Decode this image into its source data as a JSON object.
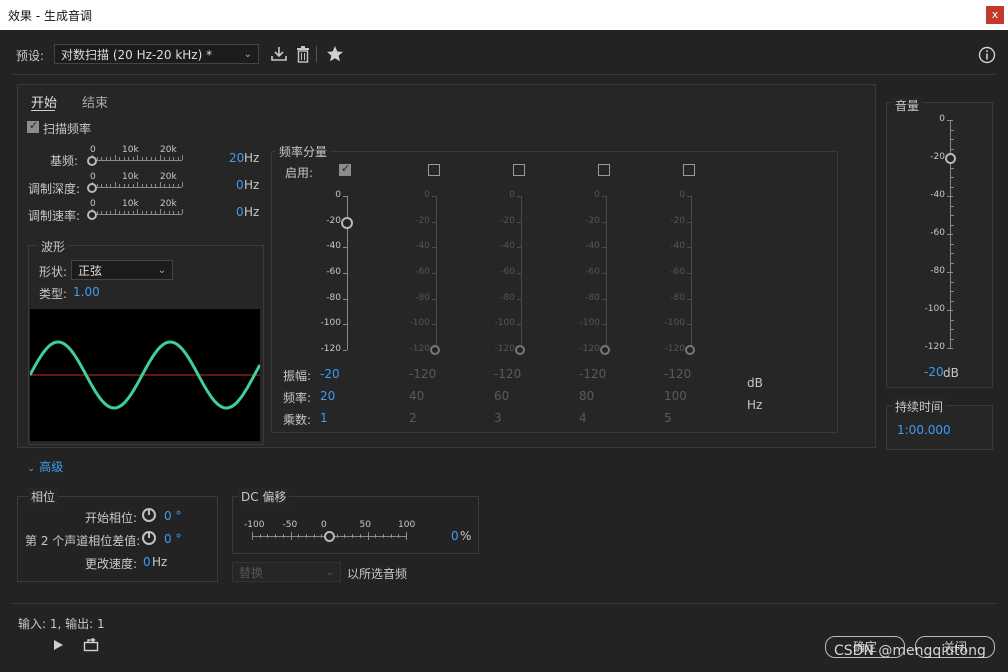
{
  "window": {
    "title": "效果 - 生成音调",
    "close": "x"
  },
  "preset": {
    "label": "预设:",
    "value": "对数扫描 (20 Hz-20 kHz) *"
  },
  "tabs": {
    "start": "开始",
    "end": "结束"
  },
  "sweep": {
    "label": "扫描频率",
    "checked": true
  },
  "params": {
    "scale": [
      "0",
      "10k",
      "20k"
    ],
    "base": {
      "label": "基频:",
      "value": "20",
      "unit": "Hz"
    },
    "mod_depth": {
      "label": "调制深度:",
      "value": "0",
      "unit": "Hz"
    },
    "mod_rate": {
      "label": "调制速率:",
      "value": "0",
      "unit": "Hz"
    }
  },
  "waveform": {
    "group": "波形",
    "shape_label": "形状:",
    "shape_value": "正弦",
    "type_label": "类型:",
    "type_value": "1.00"
  },
  "freq": {
    "group": "频率分量",
    "enable_label": "启用:",
    "scale": [
      "0",
      "-20",
      "-40",
      "-60",
      "-80",
      "-100",
      "-120"
    ],
    "amp_label": "振幅:",
    "freq_label": "频率:",
    "mult_label": "乘数:",
    "db_unit": "dB",
    "hz_unit": "Hz",
    "components": [
      {
        "enabled": true,
        "amp": "-20",
        "freq": "20",
        "mult": "1"
      },
      {
        "enabled": false,
        "amp": "-120",
        "freq": "40",
        "mult": "2"
      },
      {
        "enabled": false,
        "amp": "-120",
        "freq": "60",
        "mult": "3"
      },
      {
        "enabled": false,
        "amp": "-120",
        "freq": "80",
        "mult": "4"
      },
      {
        "enabled": false,
        "amp": "-120",
        "freq": "100",
        "mult": "5"
      }
    ]
  },
  "volume": {
    "label": "音量",
    "scale": [
      "0",
      "-20",
      "-40",
      "-60",
      "-80",
      "-100",
      "-120"
    ],
    "value": "-20",
    "unit": "dB"
  },
  "duration": {
    "label": "持续时间",
    "value": "1:00.000"
  },
  "advanced": {
    "label": "高级"
  },
  "phase": {
    "group": "相位",
    "start_label": "开始相位:",
    "start_value": "0 °",
    "diff_label": "第 2 个声道相位差值:",
    "diff_value": "0 °",
    "rate_label": "更改速度:",
    "rate_value": "0",
    "rate_unit": "Hz"
  },
  "dc": {
    "group": "DC 偏移",
    "scale": [
      "-100",
      "-50",
      "0",
      "50",
      "100"
    ],
    "value": "0",
    "unit": "%"
  },
  "replace": {
    "value": "替换",
    "suffix": "以所选音频"
  },
  "io": {
    "text": "输入: 1,  输出: 1"
  },
  "buttons": {
    "ok": "确定",
    "close": "关闭"
  },
  "watermark": "CSDN @mengqiutong",
  "colors": {
    "accent": "#3d9cf0",
    "wave": "#3fcf9a",
    "center_line": "#c0302a"
  }
}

========

# [Task description]
The records above are to be reproduced exactly; the pictures are to be left out.

# [Problem solution]
Decode this image into its source data as a JSON object.
{
  "window": {
    "title": "效果 - 生成音调",
    "close": "x"
  },
  "preset": {
    "label": "预设:",
    "value": "对数扫描 (20 Hz-20 kHz) *"
  },
  "tabs": {
    "start": "开始",
    "end": "结束"
  },
  "sweep": {
    "label": "扫描频率",
    "checked": true
  },
  "params": {
    "scale": [
      "0",
      "10k",
      "20k"
    ],
    "base": {
      "label": "基频:",
      "value": "20",
      "unit": "Hz"
    },
    "mod_depth": {
      "label": "调制深度:",
      "value": "0",
      "unit": "Hz"
    },
    "mod_rate": {
      "label": "调制速率:",
      "value": "0",
      "unit": "Hz"
    }
  },
  "waveform": {
    "group": "波形",
    "shape_label": "形状:",
    "shape_value": "正弦",
    "type_label": "类型:",
    "type_value": "1.00"
  },
  "freq": {
    "group": "频率分量",
    "enable_label": "启用:",
    "scale": [
      "0",
      "-20",
      "-40",
      "-60",
      "-80",
      "-100",
      "-120"
    ],
    "amp_label": "振幅:",
    "freq_label": "频率:",
    "mult_label": "乘数:",
    "db_unit": "dB",
    "hz_unit": "Hz",
    "components": [
      {
        "enabled": true,
        "amp": "-20",
        "freq": "20",
        "mult": "1"
      },
      {
        "enabled": false,
        "amp": "-120",
        "freq": "40",
        "mult": "2"
      },
      {
        "enabled": false,
        "amp": "-120",
        "freq": "60",
        "mult": "3"
      },
      {
        "enabled": false,
        "amp": "-120",
        "freq": "80",
        "mult": "4"
      },
      {
        "enabled": false,
        "amp": "-120",
        "freq": "100",
        "mult": "5"
      }
    ]
  },
  "volume": {
    "label": "音量",
    "scale": [
      "0",
      "-20",
      "-40",
      "-60",
      "-80",
      "-100",
      "-120"
    ],
    "value": "-20",
    "unit": "dB"
  },
  "duration": {
    "label": "持续时间",
    "value": "1:00.000"
  },
  "advanced": {
    "label": "高级"
  },
  "phase": {
    "group": "相位",
    "start_label": "开始相位:",
    "start_value": "0 °",
    "diff_label": "第 2 个声道相位差值:",
    "diff_value": "0 °",
    "rate_label": "更改速度:",
    "rate_value": "0",
    "rate_unit": "Hz"
  },
  "dc": {
    "group": "DC 偏移",
    "scale": [
      "-100",
      "-50",
      "0",
      "50",
      "100"
    ],
    "value": "0",
    "unit": "%"
  },
  "replace": {
    "value": "替换",
    "suffix": "以所选音频"
  },
  "io": {
    "text": "输入: 1,  输出: 1"
  },
  "buttons": {
    "ok": "确定",
    "close": "关闭"
  },
  "watermark": "CSDN @mengqiutong",
  "colors": {
    "accent": "#3d9cf0",
    "wave": "#3fcf9a",
    "center_line": "#c0302a"
  }
}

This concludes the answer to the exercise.